> [EXERCISE GOAL] Each record below must come back exactly as written; its pictures must not.

> [INPUT DATA]
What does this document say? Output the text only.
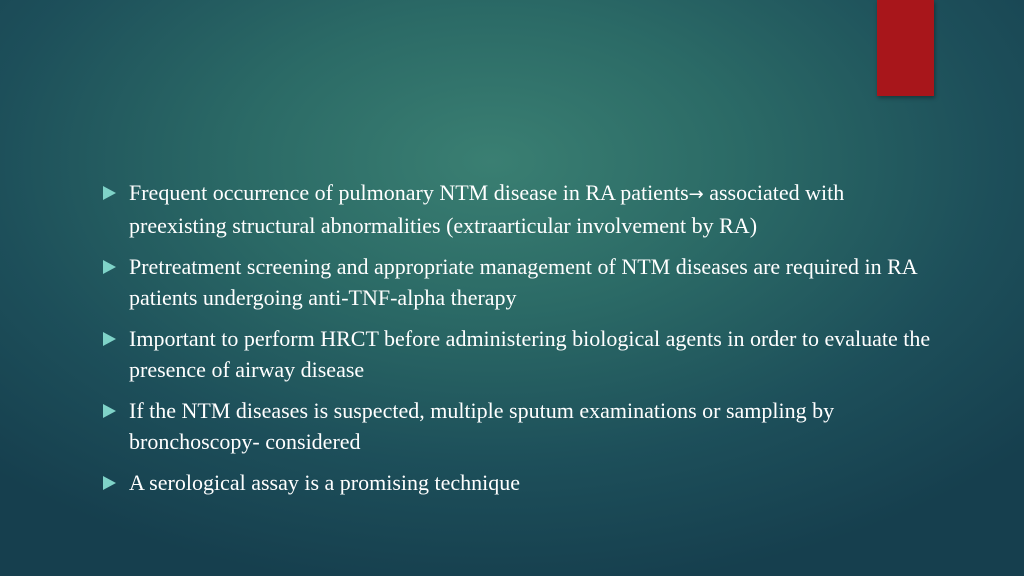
Frequent occurrence of pulmonary NTM disease in RA patients→ associated with preexisting structural abnormalities (extraarticular involvement by RA)
Pretreatment screening and appropriate management of NTM diseases are required in RA patients undergoing anti-TNF-alpha therapy
Important to perform HRCT before administering biological agents in order to evaluate the presence of airway disease
If the NTM diseases is suspected, multiple sputum examinations or sampling by bronchoscopy- considered
A serological assay is a promising technique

> [EXERCISE ANSWER]
What does this document say? Output the text only.
Frequent occurrence of pulmonary NTM disease in RA patients→ associated with preexisting structural abnormalities (extraarticular involvement by RA)
Pretreatment screening and appropriate management of NTM diseases are required in RA patients undergoing anti-TNF-alpha therapy
Important to perform HRCT before administering biological agents in order to evaluate the presence of airway disease
If the NTM diseases is suspected, multiple sputum examinations or sampling by bronchoscopy- considered
A serological assay is a promising technique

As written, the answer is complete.